Direction:
Present each line of the entries below that holds the word "hour".

**** Given data ****

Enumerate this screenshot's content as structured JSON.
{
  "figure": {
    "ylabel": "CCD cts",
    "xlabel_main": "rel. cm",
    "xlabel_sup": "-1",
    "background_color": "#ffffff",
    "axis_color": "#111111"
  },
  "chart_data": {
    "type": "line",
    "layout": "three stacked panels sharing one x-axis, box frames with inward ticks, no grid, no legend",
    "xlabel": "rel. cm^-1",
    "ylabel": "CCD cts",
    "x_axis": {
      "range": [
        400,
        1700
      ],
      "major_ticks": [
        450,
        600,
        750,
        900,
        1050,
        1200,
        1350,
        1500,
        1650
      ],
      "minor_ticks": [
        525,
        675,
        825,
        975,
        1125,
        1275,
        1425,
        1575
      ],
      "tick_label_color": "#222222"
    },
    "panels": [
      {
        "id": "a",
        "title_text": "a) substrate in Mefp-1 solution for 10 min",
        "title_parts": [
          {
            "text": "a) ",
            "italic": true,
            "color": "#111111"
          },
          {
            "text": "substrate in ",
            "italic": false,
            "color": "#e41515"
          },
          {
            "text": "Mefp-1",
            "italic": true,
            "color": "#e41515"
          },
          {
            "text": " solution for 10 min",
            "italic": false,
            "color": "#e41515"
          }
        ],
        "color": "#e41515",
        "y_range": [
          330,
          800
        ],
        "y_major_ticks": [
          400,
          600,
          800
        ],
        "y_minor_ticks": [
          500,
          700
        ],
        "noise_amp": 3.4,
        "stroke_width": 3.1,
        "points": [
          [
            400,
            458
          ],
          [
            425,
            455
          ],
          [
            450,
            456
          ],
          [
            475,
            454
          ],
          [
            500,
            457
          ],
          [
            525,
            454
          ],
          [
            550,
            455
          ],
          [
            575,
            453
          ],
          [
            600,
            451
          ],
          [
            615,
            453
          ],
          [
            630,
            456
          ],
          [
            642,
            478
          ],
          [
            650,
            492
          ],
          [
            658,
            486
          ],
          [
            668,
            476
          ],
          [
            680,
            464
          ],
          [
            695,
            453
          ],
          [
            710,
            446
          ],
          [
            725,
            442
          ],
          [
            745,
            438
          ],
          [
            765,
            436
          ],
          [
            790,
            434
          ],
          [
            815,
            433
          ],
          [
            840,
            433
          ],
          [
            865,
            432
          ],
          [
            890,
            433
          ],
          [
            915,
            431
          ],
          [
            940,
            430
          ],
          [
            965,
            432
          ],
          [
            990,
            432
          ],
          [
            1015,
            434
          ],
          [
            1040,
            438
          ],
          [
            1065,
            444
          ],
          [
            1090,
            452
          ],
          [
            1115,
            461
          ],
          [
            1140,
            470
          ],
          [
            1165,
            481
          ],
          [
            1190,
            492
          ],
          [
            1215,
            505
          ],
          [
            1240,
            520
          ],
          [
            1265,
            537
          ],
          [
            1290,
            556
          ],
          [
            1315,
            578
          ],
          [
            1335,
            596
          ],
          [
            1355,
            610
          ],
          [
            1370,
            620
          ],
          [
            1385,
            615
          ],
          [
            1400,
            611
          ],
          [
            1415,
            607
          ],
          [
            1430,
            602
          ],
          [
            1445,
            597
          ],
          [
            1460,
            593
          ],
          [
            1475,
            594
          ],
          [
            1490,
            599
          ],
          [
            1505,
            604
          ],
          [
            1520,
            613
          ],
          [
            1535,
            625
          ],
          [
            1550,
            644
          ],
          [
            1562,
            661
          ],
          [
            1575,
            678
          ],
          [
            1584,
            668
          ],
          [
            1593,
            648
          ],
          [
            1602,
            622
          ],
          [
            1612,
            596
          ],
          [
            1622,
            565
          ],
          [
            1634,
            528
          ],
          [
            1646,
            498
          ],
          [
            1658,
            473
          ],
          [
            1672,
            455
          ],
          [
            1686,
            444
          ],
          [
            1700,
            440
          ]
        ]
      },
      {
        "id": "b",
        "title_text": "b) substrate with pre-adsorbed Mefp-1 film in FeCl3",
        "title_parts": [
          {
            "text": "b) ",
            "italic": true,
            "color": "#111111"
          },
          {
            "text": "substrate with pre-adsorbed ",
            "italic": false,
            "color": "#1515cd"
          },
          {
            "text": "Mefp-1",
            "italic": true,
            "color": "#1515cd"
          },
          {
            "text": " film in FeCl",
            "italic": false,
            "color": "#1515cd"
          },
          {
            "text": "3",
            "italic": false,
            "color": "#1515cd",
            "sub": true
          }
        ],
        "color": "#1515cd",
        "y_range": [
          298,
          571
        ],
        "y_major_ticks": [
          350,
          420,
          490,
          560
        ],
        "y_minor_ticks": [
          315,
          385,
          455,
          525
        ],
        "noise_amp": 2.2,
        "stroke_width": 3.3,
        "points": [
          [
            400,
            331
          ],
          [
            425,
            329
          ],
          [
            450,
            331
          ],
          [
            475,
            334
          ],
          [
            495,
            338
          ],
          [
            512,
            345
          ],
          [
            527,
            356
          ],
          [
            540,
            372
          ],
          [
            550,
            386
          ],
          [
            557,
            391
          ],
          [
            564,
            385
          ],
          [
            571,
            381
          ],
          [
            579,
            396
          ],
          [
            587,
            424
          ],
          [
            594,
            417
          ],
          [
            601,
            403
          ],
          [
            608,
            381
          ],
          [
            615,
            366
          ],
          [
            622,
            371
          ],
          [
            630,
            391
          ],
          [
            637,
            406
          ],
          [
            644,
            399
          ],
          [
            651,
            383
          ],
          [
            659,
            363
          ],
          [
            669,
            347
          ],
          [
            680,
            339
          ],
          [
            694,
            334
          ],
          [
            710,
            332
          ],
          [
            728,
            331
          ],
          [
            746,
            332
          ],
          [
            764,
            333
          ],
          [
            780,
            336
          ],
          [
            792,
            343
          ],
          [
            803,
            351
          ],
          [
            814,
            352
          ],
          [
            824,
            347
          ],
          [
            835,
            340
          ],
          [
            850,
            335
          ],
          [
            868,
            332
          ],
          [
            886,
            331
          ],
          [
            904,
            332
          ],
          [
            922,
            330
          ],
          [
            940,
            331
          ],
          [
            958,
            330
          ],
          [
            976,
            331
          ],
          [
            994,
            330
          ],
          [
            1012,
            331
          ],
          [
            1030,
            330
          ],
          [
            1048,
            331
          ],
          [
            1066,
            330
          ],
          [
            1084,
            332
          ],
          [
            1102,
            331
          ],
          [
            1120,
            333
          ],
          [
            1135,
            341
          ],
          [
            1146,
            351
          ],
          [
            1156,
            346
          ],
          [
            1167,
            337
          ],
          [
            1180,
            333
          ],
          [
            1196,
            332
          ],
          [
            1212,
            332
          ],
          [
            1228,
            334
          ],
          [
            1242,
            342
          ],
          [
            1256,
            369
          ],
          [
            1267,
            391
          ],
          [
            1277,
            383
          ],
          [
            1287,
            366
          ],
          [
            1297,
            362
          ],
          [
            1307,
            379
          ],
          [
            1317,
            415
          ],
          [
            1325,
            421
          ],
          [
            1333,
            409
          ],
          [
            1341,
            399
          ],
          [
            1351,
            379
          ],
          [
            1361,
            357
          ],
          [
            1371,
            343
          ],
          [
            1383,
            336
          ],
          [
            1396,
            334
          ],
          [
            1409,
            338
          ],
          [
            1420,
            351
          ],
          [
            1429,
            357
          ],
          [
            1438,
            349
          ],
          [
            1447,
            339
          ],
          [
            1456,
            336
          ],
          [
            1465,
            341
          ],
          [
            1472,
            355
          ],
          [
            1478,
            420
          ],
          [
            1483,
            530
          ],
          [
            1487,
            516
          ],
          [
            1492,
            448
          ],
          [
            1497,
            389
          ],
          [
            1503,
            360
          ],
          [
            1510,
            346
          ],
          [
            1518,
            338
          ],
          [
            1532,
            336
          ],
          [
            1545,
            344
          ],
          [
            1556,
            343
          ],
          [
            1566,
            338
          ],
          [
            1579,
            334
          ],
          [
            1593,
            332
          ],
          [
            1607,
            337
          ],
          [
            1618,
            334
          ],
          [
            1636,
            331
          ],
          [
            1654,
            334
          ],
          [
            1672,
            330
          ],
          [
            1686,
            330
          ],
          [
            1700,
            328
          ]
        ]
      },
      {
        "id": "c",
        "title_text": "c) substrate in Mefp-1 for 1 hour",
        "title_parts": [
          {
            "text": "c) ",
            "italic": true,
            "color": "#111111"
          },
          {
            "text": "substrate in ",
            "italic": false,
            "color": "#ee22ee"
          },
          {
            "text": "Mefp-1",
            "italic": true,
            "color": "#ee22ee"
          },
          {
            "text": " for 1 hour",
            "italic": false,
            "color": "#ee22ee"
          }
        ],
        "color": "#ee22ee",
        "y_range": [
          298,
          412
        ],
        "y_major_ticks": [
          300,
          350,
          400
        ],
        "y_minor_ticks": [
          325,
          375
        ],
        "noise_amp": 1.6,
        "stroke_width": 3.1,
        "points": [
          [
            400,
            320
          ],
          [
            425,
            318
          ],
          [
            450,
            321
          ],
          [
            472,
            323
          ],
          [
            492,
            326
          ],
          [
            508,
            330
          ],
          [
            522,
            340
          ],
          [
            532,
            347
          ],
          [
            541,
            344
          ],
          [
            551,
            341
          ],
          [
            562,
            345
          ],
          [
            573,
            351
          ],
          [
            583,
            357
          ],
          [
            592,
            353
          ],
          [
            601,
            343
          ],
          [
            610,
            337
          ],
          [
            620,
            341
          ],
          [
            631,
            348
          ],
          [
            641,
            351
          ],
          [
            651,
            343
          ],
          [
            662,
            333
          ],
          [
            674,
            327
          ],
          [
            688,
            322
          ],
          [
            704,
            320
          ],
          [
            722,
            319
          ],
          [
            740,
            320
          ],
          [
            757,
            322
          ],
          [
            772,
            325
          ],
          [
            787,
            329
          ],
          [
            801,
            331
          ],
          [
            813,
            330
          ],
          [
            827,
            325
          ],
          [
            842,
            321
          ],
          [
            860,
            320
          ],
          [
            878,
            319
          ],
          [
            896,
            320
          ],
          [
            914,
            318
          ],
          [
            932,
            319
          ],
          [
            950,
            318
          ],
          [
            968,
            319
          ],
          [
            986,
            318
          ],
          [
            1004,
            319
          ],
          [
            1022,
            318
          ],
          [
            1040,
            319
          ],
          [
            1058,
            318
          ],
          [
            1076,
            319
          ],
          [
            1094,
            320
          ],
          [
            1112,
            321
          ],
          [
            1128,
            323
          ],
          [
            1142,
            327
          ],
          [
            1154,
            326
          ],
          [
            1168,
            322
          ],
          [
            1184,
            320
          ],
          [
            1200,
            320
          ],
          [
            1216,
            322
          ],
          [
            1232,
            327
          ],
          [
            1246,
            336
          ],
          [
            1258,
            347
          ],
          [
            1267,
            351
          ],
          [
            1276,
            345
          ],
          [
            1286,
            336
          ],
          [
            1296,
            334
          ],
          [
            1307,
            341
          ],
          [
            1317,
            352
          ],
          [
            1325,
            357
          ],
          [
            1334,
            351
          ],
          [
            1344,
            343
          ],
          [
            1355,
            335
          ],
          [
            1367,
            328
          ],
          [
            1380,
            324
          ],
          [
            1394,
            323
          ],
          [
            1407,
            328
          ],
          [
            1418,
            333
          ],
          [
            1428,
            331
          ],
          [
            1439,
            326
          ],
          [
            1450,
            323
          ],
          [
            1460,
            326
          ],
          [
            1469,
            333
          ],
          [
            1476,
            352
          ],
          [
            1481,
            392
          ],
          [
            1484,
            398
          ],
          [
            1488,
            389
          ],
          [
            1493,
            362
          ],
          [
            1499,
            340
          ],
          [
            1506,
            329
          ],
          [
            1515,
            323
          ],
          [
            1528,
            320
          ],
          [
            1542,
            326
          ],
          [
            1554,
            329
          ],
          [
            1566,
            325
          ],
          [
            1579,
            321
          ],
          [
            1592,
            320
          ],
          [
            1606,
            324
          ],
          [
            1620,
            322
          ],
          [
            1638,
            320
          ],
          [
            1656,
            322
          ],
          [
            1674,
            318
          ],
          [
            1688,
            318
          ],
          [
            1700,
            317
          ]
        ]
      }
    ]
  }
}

****

Problem solution:
        "title_text": "c) substrate in Mefp-1 for 1 hour",
            "text": " for 1 hour",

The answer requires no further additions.